## Task to complete
Rewrite a portion of the data, starting at the line that contains "method-paragraph: Задание 9" and stopping after the line that contains "task-text: Укажите варианты". Change "крылья" to "перья", keep everything else unchanged, and return only those lines.

## Material
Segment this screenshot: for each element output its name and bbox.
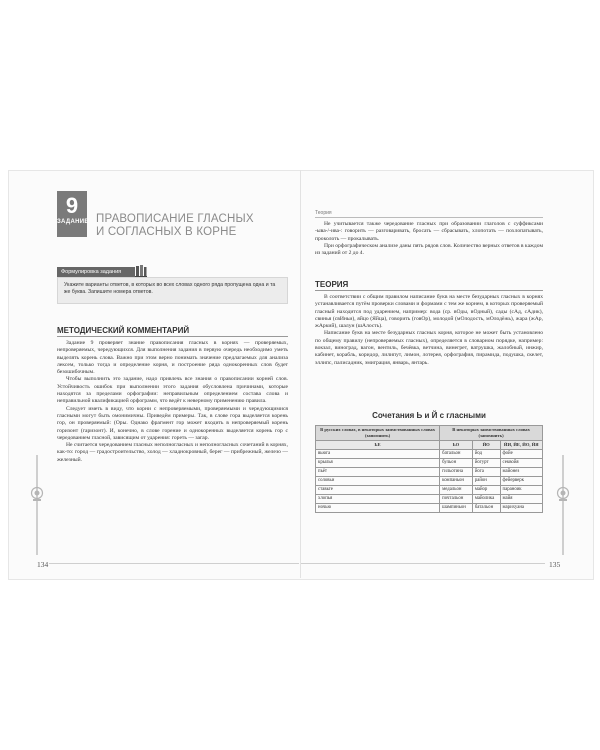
method-paragraph: Задание 9 проверяет знание правописания гласных в корнях — проверяемых, непроверяемых, чередующихся. Для выполнения задания в первую очередь необходимо уметь выделять корень слова. Важно при этом верно понимать значение предлагаемых для анализа лексем, только тогда и определение корня, и построение ряда однокоренных слов будет безошибочным. bbox=[57, 340, 288, 376]
chapter-number: 9 bbox=[65, 193, 79, 218]
table-cell: майя bbox=[500, 495, 542, 504]
table-cell: крылья bbox=[316, 459, 440, 468]
table-row bbox=[316, 477, 543, 486]
table-row bbox=[316, 495, 543, 504]
intro-paragraph: Не учитывается также чередование гласных при образовании глаголов с суффиксами -ыва-/-ива-: говорить — разговаривать, бросать — сбрасывать, хлопотать — похлопатывать, проколоть — прокалывать. bbox=[315, 221, 543, 242]
table-cell: гильотина bbox=[440, 468, 473, 477]
table-cell: ставьте bbox=[316, 486, 440, 495]
table-row bbox=[316, 450, 543, 459]
table-cell: почтальон bbox=[440, 495, 473, 504]
table-cell: пьёт bbox=[316, 468, 440, 477]
theory-header: ТЕОРИЯ bbox=[315, 279, 543, 291]
intro-paragraph: При орфографическом анализе даны пять рядов слов. Количество верных ответов в каждом из заданий от 2 до 4. bbox=[315, 242, 543, 257]
left-emblem-icon bbox=[30, 486, 44, 506]
table-cell: йога bbox=[472, 468, 500, 477]
table-cell: марихуана bbox=[500, 504, 542, 513]
table-cell: батальон bbox=[440, 450, 473, 459]
page-number-left: 134 bbox=[37, 560, 49, 569]
page-number-right: 135 bbox=[549, 560, 561, 569]
books-icon bbox=[134, 264, 148, 278]
table-cell: майор bbox=[472, 486, 500, 495]
right-footer-rule bbox=[301, 563, 545, 564]
table-subheader: ЬЕ bbox=[316, 441, 440, 450]
table-row bbox=[316, 486, 543, 495]
table-cell: компаньон bbox=[440, 477, 473, 486]
table-cell: ночью bbox=[316, 504, 440, 513]
table-cell: секвойя bbox=[500, 459, 542, 468]
table-cell: йод bbox=[472, 450, 500, 459]
table-cell: параноик bbox=[500, 486, 542, 495]
task-box bbox=[57, 277, 288, 304]
task-text: Укажите варианты ответов, в которых во всех словах одного ряда пропущена одна и та же буква. Запишите номера ответов. bbox=[64, 282, 276, 295]
method-paragraph: Не считается чередованием гласных неполногласных и неполногласных сочетаний в корнях, как-то: город — градостроительство, холод — хладнокровный, берег — прибрежный, железо — железный. bbox=[57, 442, 288, 463]
table-cell: майонез bbox=[500, 468, 542, 477]
method-body bbox=[57, 340, 288, 464]
soft-sign-table bbox=[315, 425, 543, 513]
table-subheader: ЬО bbox=[440, 441, 473, 450]
table-title: Сочетания Ь и Й с гласными bbox=[372, 411, 486, 420]
table-cell: батальон bbox=[472, 504, 500, 513]
table-cell: район bbox=[472, 477, 500, 486]
table-subheader: ЙО bbox=[472, 441, 500, 450]
theory-body bbox=[315, 294, 543, 367]
intro-body bbox=[315, 221, 543, 257]
theory-paragraph: В соответствии с общим правилом написание букв на месте безударных гласных в корнях устанавливается путём проверки словами и формами с тем же корнем, в которых проверяемый гласный находится под ударением, например: вода (ср. вОды, вОдный), сады (сАд, сАдик), свинья (свИньи), яйцо (Яйца), говорить (говОр), молодой (мОлодость, мОлодёжь), жара (жАр, жАркий), шалун (шАлость). bbox=[315, 294, 543, 330]
table-cell: бульон bbox=[440, 459, 473, 468]
table-cell: вьюга bbox=[316, 450, 440, 459]
table-cell: соловьи bbox=[316, 477, 440, 486]
table-row bbox=[316, 504, 543, 513]
chapter-title bbox=[96, 213, 254, 239]
chapter-title-line2: И СОГЛАСНЫХ В КОРНЕ bbox=[96, 226, 237, 238]
running-head: Теория bbox=[315, 209, 543, 218]
table-row bbox=[316, 468, 543, 477]
method-paragraph: Следует иметь в виду, что корни с непроверяемыми, проверяемыми и чередующимися гласными могут быть омонимичны. Приведём примеры. Так, в слове гора выделяется корень гор, он проверяемый: (Оры. Однако фрагмент гор может входить в непроверяемый корень горизонт (гаризонт). И, конечно, в слове горение и однокоренных выделяется корень гор с чередованием гласной, зависящим от ударения: гореть — загар. bbox=[57, 405, 288, 441]
table-cell: фойе bbox=[500, 450, 542, 459]
book-gutter bbox=[300, 170, 301, 578]
chapter-number-box bbox=[57, 191, 87, 237]
theory-paragraph: Написание букв на месте безударных гласных корня, которое не может быть установлено по общему правилу (непроверяемых гласных), определяется в словарном порядке, например: вокзал, виноград, вагон, вентиль, бечёвка, ветчина, винегрет, ватрушка, жалобный, инжир, кабинет, корабль, коридор, лилипут, лимон, лотерея, орфография, пирамида, подушка, скелет, эллипс, палисадник, эмиграция, январь, янтарь. bbox=[315, 330, 543, 366]
table-cell: майолика bbox=[472, 495, 500, 504]
right-emblem-icon bbox=[556, 486, 570, 506]
left-footer-rule bbox=[49, 563, 299, 564]
method-paragraph: Чтобы выполнить это задание, надо привлечь все знания о правописании корней слов. Устойчивость ошибок при выполнении этого задания обусловлена причинами, которые находятся за пределами орфографии: неправильным определением состава слова и неправильной квалификацией орфограмм, что ведёт к неверному применению правила. bbox=[57, 376, 288, 405]
table-head-col2: В некоторых заимствованных словах (запомнить) bbox=[440, 426, 543, 441]
table-cell: йогурт bbox=[472, 459, 500, 468]
task-header: Формулировка задания bbox=[57, 267, 135, 277]
chapter-title-line1: ПРАВОПИСАНИЕ ГЛАСНЫХ bbox=[96, 213, 254, 225]
table-subheader: ЙИ, ЙЕ, ЙО, ЙЯ bbox=[500, 441, 542, 450]
table-cell: фейерверк bbox=[500, 477, 542, 486]
table-cell: медальон bbox=[440, 486, 473, 495]
table-cell: хлопья bbox=[316, 495, 440, 504]
method-header: МЕТОДИЧЕСКИЙ КОММЕНТАРИЙ bbox=[57, 325, 288, 337]
table-row bbox=[316, 459, 543, 468]
table-cell: шампиньон bbox=[440, 504, 473, 513]
chapter-label: ЗАДАНИЕ bbox=[57, 219, 89, 225]
table-head-col1: В русских словах, в некоторых заимствованных словах (запомнить) bbox=[316, 426, 440, 441]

## Complete output
method-paragraph: Задание 9 проверяет знание правописания гласных в корнях — проверяемых, непроверяемых, чередующихся. Для выполнения задания в первую очередь необходимо уметь выделять корень слова. Важно при этом верно понимать значение предлагаемых для анализа лексем, только тогда и определение корня, и построение ряда однокоренных слов будет безошибочным. bbox=[57, 340, 288, 376]
chapter-number: 9 bbox=[65, 193, 79, 218]
table-cell: майя bbox=[500, 495, 542, 504]
table-cell: перья bbox=[316, 459, 440, 468]
table-row bbox=[316, 477, 543, 486]
table-row bbox=[316, 495, 543, 504]
intro-paragraph: Не учитывается также чередование гласных при образовании глаголов с суффиксами -ыва-/-ива-: говорить — разговаривать, бросать — сбрасывать, хлопотать — похлопатывать, проколоть — прокалывать. bbox=[315, 221, 543, 242]
table-cell: гильотина bbox=[440, 468, 473, 477]
table-cell: ставьте bbox=[316, 486, 440, 495]
table-row bbox=[316, 450, 543, 459]
table-cell: почтальон bbox=[440, 495, 473, 504]
table-cell: пьёт bbox=[316, 468, 440, 477]
theory-header: ТЕОРИЯ bbox=[315, 279, 543, 291]
intro-paragraph: При орфографическом анализе даны пять рядов слов. Количество верных ответов в каждом из заданий от 2 до 4. bbox=[315, 242, 543, 257]
left-emblem-icon bbox=[30, 486, 44, 506]
table-cell: йога bbox=[472, 468, 500, 477]
table-cell: марихуана bbox=[500, 504, 542, 513]
table-cell: батальон bbox=[440, 450, 473, 459]
page-number-left: 134 bbox=[37, 560, 49, 569]
page-number-right: 135 bbox=[549, 560, 561, 569]
books-icon bbox=[134, 264, 148, 278]
table-cell: майор bbox=[472, 486, 500, 495]
right-footer-rule bbox=[301, 563, 545, 564]
table-subheader: ЬЕ bbox=[316, 441, 440, 450]
table-row bbox=[316, 486, 543, 495]
table-cell: компаньон bbox=[440, 477, 473, 486]
table-cell: ночью bbox=[316, 504, 440, 513]
table-cell: секвойя bbox=[500, 459, 542, 468]
table-cell: йод bbox=[472, 450, 500, 459]
table-cell: параноик bbox=[500, 486, 542, 495]
task-box bbox=[57, 277, 288, 304]
task-text: Укажите варианты ответов, в которых во всех словах одного ряда пропущена одна и та же буква. Запишите номера ответов. bbox=[64, 282, 276, 295]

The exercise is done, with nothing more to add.